* Start RECORDS PROVIDED *

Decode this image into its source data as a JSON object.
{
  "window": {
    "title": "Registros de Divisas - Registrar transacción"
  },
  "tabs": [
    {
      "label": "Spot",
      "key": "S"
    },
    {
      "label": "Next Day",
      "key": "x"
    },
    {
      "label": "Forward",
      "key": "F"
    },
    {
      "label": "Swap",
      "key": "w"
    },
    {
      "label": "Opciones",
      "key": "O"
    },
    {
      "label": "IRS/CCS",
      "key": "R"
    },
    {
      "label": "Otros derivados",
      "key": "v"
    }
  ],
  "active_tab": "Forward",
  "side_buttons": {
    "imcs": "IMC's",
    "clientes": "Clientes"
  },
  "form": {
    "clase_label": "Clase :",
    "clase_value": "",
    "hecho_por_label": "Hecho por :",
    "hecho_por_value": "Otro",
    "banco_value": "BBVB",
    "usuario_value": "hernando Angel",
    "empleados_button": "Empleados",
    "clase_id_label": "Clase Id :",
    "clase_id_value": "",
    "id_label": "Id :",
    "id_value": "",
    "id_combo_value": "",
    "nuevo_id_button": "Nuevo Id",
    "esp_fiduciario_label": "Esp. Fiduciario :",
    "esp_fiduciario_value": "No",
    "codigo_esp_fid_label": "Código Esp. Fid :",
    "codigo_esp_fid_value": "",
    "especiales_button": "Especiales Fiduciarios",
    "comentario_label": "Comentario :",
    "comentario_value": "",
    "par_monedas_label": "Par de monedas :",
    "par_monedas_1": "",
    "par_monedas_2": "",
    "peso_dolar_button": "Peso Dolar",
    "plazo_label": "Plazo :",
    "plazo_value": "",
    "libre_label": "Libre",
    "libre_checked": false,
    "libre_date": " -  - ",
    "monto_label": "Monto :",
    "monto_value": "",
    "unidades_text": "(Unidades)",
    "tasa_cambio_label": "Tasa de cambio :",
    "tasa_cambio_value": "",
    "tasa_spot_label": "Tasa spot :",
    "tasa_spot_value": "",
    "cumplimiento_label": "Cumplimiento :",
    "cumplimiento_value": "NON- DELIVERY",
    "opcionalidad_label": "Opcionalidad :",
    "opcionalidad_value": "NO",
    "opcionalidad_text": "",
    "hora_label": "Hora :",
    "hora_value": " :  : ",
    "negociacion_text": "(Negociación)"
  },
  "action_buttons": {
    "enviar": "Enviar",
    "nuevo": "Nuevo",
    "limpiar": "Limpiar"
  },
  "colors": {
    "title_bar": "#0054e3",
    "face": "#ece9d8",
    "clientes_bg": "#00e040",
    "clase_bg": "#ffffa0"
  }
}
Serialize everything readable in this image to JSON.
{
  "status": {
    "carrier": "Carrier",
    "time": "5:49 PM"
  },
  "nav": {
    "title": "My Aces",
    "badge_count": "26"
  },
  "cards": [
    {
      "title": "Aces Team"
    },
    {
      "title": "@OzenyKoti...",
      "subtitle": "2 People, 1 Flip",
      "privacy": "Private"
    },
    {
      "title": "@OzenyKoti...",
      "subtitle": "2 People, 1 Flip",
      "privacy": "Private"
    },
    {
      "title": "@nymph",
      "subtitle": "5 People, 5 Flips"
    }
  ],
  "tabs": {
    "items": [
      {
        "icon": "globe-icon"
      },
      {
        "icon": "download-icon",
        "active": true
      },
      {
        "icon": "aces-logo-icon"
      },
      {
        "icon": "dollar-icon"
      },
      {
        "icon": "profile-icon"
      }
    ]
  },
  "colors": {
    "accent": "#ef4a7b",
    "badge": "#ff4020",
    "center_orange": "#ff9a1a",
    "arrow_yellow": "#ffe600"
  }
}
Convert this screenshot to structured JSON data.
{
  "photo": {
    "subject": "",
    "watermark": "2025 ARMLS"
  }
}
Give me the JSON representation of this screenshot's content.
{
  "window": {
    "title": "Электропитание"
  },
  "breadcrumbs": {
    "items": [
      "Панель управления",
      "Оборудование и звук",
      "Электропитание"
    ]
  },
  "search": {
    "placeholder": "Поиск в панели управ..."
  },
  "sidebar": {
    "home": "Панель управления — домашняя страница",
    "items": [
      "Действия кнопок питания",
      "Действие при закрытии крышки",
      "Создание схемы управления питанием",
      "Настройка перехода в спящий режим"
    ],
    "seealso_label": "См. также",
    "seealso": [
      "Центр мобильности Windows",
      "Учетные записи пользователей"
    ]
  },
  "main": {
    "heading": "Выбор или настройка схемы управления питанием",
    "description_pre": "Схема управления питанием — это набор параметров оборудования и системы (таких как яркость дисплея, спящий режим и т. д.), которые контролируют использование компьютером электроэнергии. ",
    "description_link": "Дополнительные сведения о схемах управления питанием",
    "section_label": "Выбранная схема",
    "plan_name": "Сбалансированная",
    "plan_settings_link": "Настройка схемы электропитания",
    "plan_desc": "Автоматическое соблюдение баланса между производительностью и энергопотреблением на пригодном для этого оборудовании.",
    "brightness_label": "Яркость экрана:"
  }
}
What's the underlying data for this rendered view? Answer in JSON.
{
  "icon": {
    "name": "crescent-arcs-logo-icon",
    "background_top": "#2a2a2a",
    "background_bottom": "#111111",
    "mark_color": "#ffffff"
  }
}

* End RECORDS PROVIDED *

> _YOUR INSTRUCTIONS_:
From the first line to the last, please quote the material above exactly.

> _FINAL RESULT_:
Decode this image into its source data as a JSON object.
{
  "window": {
    "title": "Registros de Divisas - Registrar transacción"
  },
  "tabs": [
    {
      "label": "Spot",
      "key": "S"
    },
    {
      "label": "Next Day",
      "key": "x"
    },
    {
      "label": "Forward",
      "key": "F"
    },
    {
      "label": "Swap",
      "key": "w"
    },
    {
      "label": "Opciones",
      "key": "O"
    },
    {
      "label": "IRS/CCS",
      "key": "R"
    },
    {
      "label": "Otros derivados",
      "key": "v"
    }
  ],
  "active_tab": "Forward",
  "side_buttons": {
    "imcs": "IMC's",
    "clientes": "Clientes"
  },
  "form": {
    "clase_label": "Clase :",
    "clase_value": "",
    "hecho_por_label": "Hecho por :",
    "hecho_por_value": "Otro",
    "banco_value": "BBVB",
    "usuario_value": "hernando Angel",
    "empleados_button": "Empleados",
    "clase_id_label": "Clase Id :",
    "clase_id_value": "",
    "id_label": "Id :",
    "id_value": "",
    "id_combo_value": "",
    "nuevo_id_button": "Nuevo Id",
    "esp_fiduciario_label": "Esp. Fiduciario :",
    "esp_fiduciario_value": "No",
    "codigo_esp_fid_label": "Código Esp. Fid :",
    "codigo_esp_fid_value": "",
    "especiales_button": "Especiales Fiduciarios",
    "comentario_label": "Comentario :",
    "comentario_value": "",
    "par_monedas_label": "Par de monedas :",
    "par_monedas_1": "",
    "par_monedas_2": "",
    "peso_dolar_button": "Peso Dolar",
    "plazo_label": "Plazo :",
    "plazo_value": "",
    "libre_label": "Libre",
    "libre_checked": false,
    "libre_date": " -  - ",
    "monto_label": "Monto :",
    "monto_value": "",
    "unidades_text": "(Unidades)",
    "tasa_cambio_label": "Tasa de cambio :",
    "tasa_cambio_value": "",
    "tasa_spot_label": "Tasa spot :",
    "tasa_spot_value": "",
    "cumplimiento_label": "Cumplimiento :",
    "cumplimiento_value": "NON- DELIVERY",
    "opcionalidad_label": "Opcionalidad :",
    "opcionalidad_value": "NO",
    "opcionalidad_text": "",
    "hora_label": "Hora :",
    "hora_value": " :  : ",
    "negociacion_text": "(Negociación)"
  },
  "action_buttons": {
    "enviar": "Enviar",
    "nuevo": "Nuevo",
    "limpiar": "Limpiar"
  },
  "colors": {
    "title_bar": "#0054e3",
    "face": "#ece9d8",
    "clientes_bg": "#00e040",
    "clase_bg": "#ffffa0"
  }
}
Serialize everything readable in this image to JSON.
{
  "status": {
    "carrier": "Carrier",
    "time": "5:49 PM"
  },
  "nav": {
    "title": "My Aces",
    "badge_count": "26"
  },
  "cards": [
    {
      "title": "Aces Team"
    },
    {
      "title": "@OzenyKoti...",
      "subtitle": "2 People, 1 Flip",
      "privacy": "Private"
    },
    {
      "title": "@OzenyKoti...",
      "subtitle": "2 People, 1 Flip",
      "privacy": "Private"
    },
    {
      "title": "@nymph",
      "subtitle": "5 People, 5 Flips"
    }
  ],
  "tabs": {
    "items": [
      {
        "icon": "globe-icon"
      },
      {
        "icon": "download-icon",
        "active": true
      },
      {
        "icon": "aces-logo-icon"
      },
      {
        "icon": "dollar-icon"
      },
      {
        "icon": "profile-icon"
      }
    ]
  },
  "colors": {
    "accent": "#ef4a7b",
    "badge": "#ff4020",
    "center_orange": "#ff9a1a",
    "arrow_yellow": "#ffe600"
  }
}
Convert this screenshot to structured JSON data.
{
  "photo": {
    "subject": "",
    "watermark": "2025 ARMLS"
  }
}
Give me the JSON representation of this screenshot's content.
{
  "window": {
    "title": "Электропитание"
  },
  "breadcrumbs": {
    "items": [
      "Панель управления",
      "Оборудование и звук",
      "Электропитание"
    ]
  },
  "search": {
    "placeholder": "Поиск в панели управ..."
  },
  "sidebar": {
    "home": "Панель управления — домашняя страница",
    "items": [
      "Действия кнопок питания",
      "Действие при закрытии крышки",
      "Создание схемы управления питанием",
      "Настройка перехода в спящий режим"
    ],
    "seealso_label": "См. также",
    "seealso": [
      "Центр мобильности Windows",
      "Учетные записи пользователей"
    ]
  },
  "main": {
    "heading": "Выбор или настройка схемы управления питанием",
    "description_pre": "Схема управления питанием — это набор параметров оборудования и системы (таких как яркость дисплея, спящий режим и т. д.), которые контролируют использование компьютером электроэнергии. ",
    "description_link": "Дополнительные сведения о схемах управления питанием",
    "section_label": "Выбранная схема",
    "plan_name": "Сбалансированная",
    "plan_settings_link": "Настройка схемы электропитания",
    "plan_desc": "Автоматическое соблюдение баланса между производительностью и энергопотреблением на пригодном для этого оборудовании.",
    "brightness_label": "Яркость экрана:"
  }
}
What's the underlying data for this rendered view? Answer in JSON.
{
  "icon": {
    "name": "crescent-arcs-logo-icon",
    "background_top": "#2a2a2a",
    "background_bottom": "#111111",
    "mark_color": "#ffffff"
  }
}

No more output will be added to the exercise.